(Records from a collection of figures)
◆ ◆ ◆ ◆ ◆ ◆ ◆
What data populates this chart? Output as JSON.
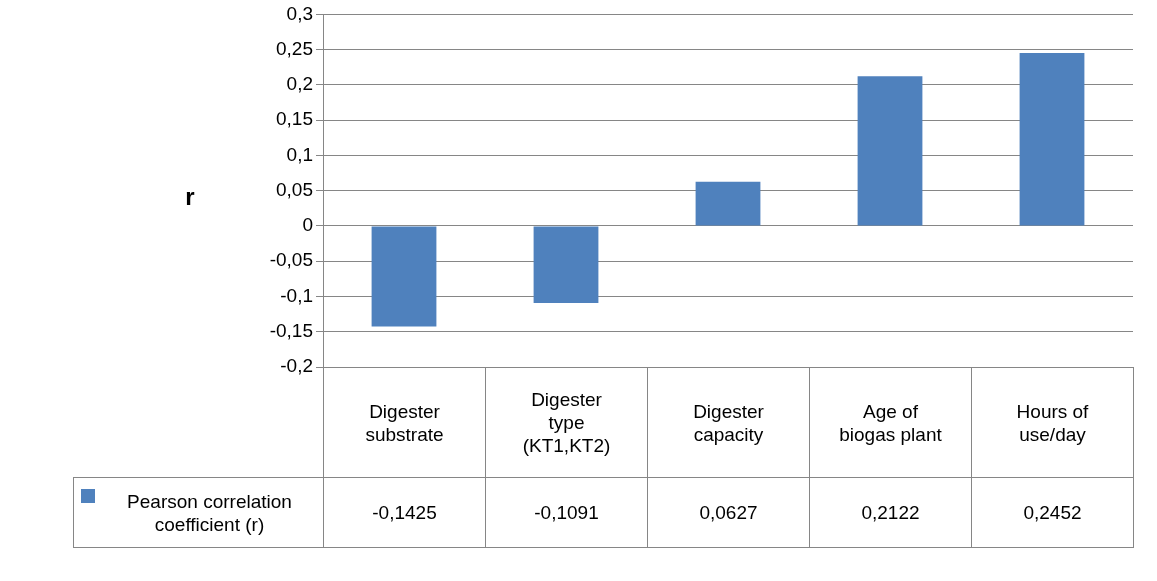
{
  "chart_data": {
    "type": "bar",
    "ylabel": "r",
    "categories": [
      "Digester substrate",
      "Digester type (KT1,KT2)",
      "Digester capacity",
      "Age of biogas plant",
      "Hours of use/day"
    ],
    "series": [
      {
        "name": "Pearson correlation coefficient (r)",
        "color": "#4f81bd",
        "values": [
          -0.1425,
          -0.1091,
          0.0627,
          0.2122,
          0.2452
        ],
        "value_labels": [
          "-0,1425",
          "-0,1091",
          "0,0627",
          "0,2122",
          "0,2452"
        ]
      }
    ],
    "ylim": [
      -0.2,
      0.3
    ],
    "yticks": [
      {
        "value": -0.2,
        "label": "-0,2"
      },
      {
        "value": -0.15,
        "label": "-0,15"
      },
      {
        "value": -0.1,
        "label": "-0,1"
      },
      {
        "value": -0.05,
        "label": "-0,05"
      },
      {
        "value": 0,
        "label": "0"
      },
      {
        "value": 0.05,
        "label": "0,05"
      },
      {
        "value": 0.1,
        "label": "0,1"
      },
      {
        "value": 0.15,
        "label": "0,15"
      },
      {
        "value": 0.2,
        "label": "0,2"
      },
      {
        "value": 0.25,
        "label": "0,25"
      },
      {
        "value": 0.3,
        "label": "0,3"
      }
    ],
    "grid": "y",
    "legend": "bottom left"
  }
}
◆ ◆ ◆ ◆ ◆ ◆ ◆
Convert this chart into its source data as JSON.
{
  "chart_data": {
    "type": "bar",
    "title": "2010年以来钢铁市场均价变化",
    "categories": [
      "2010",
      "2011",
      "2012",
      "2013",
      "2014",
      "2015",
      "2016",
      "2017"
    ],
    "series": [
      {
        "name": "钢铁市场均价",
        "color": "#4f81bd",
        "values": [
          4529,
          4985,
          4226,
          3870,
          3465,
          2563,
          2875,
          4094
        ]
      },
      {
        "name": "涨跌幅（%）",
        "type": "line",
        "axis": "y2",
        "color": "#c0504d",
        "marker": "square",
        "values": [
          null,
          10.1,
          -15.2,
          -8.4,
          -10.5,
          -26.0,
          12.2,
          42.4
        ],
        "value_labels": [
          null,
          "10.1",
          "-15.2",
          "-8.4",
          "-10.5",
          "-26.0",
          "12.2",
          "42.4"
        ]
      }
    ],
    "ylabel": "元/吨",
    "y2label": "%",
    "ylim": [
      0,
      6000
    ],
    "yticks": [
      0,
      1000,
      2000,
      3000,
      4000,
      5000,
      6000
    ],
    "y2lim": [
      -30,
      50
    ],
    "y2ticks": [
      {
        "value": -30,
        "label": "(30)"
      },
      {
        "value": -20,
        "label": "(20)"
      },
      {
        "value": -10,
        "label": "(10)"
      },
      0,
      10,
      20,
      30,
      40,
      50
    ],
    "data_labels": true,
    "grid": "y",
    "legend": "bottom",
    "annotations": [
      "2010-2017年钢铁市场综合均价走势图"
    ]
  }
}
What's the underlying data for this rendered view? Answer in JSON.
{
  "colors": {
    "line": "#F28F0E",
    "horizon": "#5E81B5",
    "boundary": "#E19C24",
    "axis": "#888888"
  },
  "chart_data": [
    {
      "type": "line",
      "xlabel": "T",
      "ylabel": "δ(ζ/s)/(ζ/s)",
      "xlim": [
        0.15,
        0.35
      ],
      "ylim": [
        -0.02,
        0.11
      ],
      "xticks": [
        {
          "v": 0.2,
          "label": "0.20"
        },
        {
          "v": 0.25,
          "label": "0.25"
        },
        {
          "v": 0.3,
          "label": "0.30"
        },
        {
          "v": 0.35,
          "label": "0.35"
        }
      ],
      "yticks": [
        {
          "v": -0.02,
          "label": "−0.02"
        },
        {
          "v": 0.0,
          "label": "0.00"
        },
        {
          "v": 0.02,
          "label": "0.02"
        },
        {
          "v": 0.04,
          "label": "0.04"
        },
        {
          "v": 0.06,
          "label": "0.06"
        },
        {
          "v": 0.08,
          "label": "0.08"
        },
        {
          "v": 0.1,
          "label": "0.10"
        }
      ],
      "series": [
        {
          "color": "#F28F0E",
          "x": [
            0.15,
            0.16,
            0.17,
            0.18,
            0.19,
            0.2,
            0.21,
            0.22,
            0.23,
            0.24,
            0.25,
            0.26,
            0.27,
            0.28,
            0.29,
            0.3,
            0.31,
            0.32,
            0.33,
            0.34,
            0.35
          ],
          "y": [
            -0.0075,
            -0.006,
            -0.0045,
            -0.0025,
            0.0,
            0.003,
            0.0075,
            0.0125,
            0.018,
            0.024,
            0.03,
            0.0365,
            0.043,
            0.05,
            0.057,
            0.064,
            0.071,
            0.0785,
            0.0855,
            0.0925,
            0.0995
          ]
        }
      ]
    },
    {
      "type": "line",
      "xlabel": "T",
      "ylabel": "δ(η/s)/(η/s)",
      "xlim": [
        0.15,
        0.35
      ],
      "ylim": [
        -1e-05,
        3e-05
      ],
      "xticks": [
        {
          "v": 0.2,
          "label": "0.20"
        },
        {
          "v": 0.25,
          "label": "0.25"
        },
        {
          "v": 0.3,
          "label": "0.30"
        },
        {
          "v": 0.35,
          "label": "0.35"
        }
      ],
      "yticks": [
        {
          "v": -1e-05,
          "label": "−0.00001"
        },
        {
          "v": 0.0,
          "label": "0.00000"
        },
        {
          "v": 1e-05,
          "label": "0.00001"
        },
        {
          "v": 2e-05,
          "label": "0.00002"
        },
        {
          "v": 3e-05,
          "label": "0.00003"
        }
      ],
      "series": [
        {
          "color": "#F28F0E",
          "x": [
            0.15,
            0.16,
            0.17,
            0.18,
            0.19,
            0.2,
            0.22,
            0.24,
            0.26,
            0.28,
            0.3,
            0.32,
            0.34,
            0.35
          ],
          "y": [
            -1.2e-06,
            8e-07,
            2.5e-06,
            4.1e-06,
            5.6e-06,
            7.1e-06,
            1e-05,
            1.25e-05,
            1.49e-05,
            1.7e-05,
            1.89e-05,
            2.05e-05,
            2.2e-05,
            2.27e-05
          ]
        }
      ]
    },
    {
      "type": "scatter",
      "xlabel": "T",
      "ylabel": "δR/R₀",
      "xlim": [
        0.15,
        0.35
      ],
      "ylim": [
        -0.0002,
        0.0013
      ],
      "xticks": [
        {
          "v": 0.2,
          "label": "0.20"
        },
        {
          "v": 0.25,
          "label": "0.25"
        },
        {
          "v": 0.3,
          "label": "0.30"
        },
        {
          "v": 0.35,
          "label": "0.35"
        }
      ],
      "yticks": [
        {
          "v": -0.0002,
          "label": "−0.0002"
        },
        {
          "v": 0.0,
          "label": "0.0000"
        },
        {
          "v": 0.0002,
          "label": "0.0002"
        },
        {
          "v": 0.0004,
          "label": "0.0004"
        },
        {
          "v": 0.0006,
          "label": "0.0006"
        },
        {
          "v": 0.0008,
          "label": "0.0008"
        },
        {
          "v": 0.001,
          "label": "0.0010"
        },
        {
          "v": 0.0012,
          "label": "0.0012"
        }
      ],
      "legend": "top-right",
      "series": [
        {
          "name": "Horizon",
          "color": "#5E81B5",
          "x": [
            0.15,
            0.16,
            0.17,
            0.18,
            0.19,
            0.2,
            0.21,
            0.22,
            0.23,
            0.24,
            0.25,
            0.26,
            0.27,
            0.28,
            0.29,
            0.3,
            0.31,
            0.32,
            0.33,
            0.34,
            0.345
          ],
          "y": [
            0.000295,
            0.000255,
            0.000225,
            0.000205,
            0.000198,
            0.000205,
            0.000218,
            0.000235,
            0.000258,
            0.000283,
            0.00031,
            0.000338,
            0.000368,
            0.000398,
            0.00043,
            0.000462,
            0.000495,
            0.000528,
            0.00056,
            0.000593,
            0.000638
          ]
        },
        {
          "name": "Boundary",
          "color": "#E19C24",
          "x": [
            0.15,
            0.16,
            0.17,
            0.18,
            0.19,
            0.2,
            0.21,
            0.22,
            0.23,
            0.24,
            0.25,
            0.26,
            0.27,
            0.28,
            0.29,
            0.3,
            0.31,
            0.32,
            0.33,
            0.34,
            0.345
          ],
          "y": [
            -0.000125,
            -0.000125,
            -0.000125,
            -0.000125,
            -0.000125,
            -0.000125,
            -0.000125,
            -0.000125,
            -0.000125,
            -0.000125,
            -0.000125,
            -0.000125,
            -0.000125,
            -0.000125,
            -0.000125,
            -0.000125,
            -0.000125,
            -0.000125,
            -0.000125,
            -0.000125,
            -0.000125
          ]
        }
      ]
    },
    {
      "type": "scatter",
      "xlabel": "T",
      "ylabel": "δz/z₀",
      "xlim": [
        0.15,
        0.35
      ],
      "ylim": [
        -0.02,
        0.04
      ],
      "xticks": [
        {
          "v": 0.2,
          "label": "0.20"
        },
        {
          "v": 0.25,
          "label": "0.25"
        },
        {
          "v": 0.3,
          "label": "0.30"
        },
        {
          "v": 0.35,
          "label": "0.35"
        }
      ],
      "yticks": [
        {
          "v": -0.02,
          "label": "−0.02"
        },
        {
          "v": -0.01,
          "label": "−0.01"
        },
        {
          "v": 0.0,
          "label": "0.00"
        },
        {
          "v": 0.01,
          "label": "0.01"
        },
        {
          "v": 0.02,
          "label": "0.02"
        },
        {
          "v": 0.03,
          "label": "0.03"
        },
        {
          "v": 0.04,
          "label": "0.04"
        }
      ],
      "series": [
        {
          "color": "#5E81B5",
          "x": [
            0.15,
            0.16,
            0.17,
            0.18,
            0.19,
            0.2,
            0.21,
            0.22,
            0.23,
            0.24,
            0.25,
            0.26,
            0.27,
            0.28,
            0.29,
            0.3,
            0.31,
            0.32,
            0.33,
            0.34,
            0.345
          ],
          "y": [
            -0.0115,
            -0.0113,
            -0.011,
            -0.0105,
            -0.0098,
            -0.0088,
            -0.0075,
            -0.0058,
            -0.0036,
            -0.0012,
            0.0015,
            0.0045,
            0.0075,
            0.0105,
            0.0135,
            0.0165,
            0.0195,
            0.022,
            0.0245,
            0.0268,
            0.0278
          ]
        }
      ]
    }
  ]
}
◆ ◆ ◆ ◆ ◆ ◆ ◆
**YOUR OBJECTIVE**
Of the lines in the data above, how many contain the word "What"? Give only that figure.

**THE RESPONSE**
2